Problem description: Count how many lines mention the word "this". Write that number alone.

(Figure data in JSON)
>>>
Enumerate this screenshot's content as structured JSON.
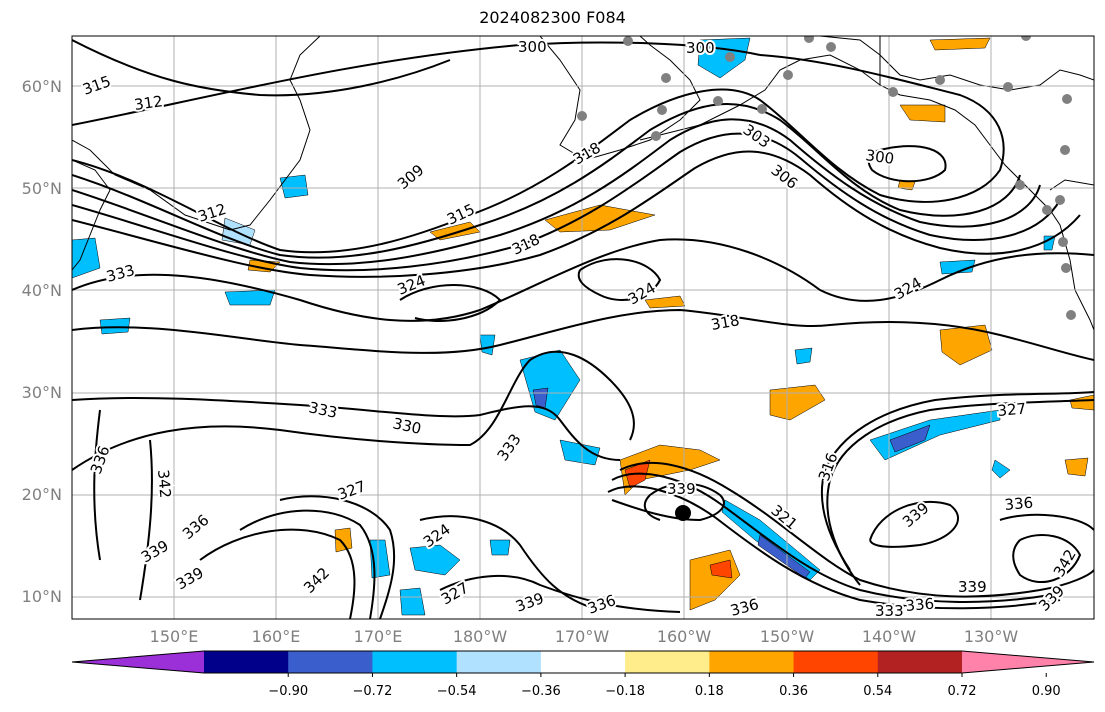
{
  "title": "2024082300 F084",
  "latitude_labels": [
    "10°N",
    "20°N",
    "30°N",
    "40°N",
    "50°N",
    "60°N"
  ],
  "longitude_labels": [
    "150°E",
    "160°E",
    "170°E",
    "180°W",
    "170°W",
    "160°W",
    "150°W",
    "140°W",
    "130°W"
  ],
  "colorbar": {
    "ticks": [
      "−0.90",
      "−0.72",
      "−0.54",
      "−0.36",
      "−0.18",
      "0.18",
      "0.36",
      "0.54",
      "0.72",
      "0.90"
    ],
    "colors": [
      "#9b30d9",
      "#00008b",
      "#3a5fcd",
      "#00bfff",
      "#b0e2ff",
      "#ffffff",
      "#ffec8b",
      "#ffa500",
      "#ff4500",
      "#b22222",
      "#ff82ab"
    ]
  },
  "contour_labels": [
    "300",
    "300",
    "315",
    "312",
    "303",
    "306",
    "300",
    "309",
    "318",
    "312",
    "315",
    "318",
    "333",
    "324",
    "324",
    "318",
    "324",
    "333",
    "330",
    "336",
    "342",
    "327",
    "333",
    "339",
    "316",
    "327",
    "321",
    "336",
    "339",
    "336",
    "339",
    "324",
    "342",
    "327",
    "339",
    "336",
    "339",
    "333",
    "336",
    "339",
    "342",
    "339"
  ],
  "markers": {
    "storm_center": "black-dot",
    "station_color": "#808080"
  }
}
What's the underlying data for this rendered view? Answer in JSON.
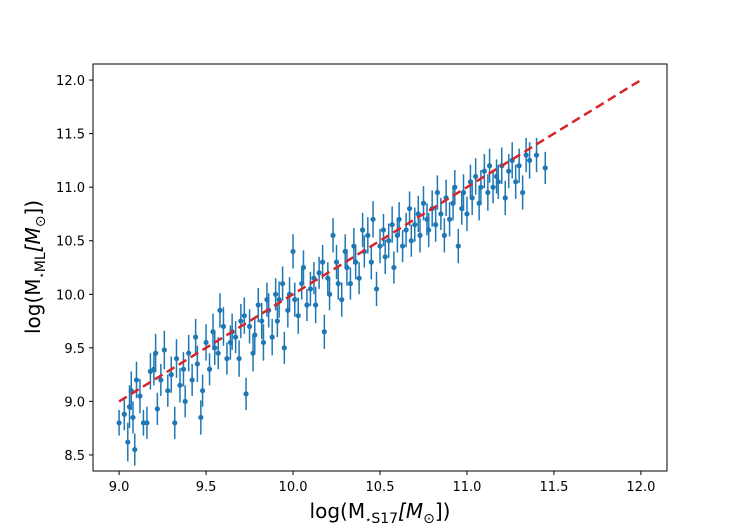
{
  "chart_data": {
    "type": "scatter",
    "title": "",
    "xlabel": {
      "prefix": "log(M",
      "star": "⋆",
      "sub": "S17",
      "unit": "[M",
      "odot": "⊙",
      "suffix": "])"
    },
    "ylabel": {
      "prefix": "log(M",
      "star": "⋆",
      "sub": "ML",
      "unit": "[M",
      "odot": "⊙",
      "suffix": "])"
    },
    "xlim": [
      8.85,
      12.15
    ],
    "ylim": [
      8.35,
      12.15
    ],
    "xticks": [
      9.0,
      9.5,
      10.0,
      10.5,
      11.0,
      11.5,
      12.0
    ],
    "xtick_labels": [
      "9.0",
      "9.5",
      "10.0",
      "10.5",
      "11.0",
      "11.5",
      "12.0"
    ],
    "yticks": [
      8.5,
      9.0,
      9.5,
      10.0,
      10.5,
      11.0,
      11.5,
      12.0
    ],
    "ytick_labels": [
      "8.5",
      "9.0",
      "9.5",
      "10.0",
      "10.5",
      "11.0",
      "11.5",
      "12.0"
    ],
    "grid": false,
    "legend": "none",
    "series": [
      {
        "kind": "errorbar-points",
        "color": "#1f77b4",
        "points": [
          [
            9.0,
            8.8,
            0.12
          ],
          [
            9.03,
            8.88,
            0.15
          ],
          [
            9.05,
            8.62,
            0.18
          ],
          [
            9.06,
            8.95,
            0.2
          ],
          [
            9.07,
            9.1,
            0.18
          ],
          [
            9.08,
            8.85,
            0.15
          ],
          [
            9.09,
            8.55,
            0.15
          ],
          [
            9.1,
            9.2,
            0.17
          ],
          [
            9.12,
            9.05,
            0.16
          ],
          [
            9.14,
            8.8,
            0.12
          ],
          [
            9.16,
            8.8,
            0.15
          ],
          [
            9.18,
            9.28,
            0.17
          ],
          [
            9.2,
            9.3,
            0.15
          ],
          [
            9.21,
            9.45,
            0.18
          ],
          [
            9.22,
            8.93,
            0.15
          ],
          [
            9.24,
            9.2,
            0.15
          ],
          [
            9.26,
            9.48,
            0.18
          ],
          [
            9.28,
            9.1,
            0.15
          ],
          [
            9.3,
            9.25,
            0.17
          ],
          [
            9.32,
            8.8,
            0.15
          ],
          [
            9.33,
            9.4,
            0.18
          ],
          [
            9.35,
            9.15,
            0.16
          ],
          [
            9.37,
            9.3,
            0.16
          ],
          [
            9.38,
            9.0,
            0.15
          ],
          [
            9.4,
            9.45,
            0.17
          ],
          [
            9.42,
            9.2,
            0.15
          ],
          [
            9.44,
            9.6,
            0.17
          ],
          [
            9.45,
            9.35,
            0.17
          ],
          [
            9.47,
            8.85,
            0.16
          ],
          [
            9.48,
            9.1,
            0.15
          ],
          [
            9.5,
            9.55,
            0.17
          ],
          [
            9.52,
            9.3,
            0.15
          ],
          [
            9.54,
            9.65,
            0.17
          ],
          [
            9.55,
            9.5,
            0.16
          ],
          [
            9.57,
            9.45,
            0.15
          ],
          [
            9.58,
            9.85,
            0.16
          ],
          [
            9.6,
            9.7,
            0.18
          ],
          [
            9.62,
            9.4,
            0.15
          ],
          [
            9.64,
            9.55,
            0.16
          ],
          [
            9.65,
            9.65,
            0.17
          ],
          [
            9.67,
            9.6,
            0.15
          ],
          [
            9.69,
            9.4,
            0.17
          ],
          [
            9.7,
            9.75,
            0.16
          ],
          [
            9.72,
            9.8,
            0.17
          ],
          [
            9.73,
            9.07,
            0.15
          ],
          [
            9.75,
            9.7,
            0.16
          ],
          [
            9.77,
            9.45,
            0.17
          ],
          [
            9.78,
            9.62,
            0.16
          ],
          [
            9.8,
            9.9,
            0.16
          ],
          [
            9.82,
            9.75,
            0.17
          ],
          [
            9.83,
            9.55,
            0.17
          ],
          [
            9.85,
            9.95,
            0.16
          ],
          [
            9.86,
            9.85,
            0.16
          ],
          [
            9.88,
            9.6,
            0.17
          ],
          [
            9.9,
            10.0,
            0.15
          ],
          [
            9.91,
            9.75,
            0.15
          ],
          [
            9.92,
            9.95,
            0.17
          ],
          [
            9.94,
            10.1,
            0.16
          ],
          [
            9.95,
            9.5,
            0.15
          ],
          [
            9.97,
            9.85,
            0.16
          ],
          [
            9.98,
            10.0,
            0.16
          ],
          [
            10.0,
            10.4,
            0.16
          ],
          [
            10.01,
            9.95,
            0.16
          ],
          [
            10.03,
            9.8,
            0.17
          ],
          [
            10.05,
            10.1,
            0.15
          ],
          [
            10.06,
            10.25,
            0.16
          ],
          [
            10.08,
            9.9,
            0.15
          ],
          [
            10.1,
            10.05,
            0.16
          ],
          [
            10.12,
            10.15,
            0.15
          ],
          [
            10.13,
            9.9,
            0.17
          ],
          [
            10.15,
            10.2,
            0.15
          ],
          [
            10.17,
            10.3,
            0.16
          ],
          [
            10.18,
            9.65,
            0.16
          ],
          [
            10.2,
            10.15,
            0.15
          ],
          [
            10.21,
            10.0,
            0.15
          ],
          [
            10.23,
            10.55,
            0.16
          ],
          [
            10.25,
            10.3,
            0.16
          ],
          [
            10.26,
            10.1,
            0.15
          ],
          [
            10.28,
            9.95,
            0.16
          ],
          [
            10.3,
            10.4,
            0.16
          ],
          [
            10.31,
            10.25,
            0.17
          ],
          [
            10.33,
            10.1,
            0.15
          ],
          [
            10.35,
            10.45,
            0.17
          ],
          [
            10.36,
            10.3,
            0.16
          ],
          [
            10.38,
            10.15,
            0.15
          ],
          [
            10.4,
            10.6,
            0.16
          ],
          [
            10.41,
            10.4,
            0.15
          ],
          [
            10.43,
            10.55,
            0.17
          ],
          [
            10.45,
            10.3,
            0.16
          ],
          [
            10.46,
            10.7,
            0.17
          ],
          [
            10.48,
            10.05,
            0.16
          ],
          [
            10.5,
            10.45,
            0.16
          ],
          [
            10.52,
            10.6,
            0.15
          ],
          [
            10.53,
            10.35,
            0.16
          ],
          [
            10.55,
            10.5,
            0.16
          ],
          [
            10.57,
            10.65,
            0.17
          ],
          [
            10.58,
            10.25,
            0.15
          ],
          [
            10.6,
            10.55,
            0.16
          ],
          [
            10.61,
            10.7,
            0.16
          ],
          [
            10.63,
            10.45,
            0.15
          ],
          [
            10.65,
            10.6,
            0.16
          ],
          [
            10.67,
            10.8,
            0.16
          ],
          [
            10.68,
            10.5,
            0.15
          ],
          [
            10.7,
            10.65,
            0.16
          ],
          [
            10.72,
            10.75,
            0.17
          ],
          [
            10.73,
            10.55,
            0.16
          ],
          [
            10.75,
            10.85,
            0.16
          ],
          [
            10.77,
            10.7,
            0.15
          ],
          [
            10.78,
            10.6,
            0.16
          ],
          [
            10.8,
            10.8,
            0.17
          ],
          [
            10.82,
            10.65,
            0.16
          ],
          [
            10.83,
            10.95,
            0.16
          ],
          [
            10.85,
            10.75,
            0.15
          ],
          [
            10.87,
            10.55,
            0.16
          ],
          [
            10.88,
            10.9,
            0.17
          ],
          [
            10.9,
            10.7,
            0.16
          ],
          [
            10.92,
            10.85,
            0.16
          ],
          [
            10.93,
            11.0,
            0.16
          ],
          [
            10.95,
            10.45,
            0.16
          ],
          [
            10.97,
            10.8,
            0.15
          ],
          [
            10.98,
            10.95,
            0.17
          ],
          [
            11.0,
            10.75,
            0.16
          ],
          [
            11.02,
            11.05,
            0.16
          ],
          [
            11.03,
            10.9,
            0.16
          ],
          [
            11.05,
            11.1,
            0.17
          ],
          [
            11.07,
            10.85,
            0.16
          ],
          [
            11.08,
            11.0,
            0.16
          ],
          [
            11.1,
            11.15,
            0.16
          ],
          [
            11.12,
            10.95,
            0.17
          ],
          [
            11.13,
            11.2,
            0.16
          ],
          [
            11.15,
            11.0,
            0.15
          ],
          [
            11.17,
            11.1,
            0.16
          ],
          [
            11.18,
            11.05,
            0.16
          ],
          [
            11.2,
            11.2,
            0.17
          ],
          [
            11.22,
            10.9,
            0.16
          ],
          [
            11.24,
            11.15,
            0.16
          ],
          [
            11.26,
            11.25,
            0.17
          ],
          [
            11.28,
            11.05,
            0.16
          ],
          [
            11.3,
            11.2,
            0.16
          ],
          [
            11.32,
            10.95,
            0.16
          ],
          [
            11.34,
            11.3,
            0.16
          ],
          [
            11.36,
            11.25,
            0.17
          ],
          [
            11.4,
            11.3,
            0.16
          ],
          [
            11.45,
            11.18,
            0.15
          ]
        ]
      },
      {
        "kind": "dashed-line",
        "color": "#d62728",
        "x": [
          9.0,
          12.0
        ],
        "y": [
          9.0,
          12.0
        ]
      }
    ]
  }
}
<<<
In response: 2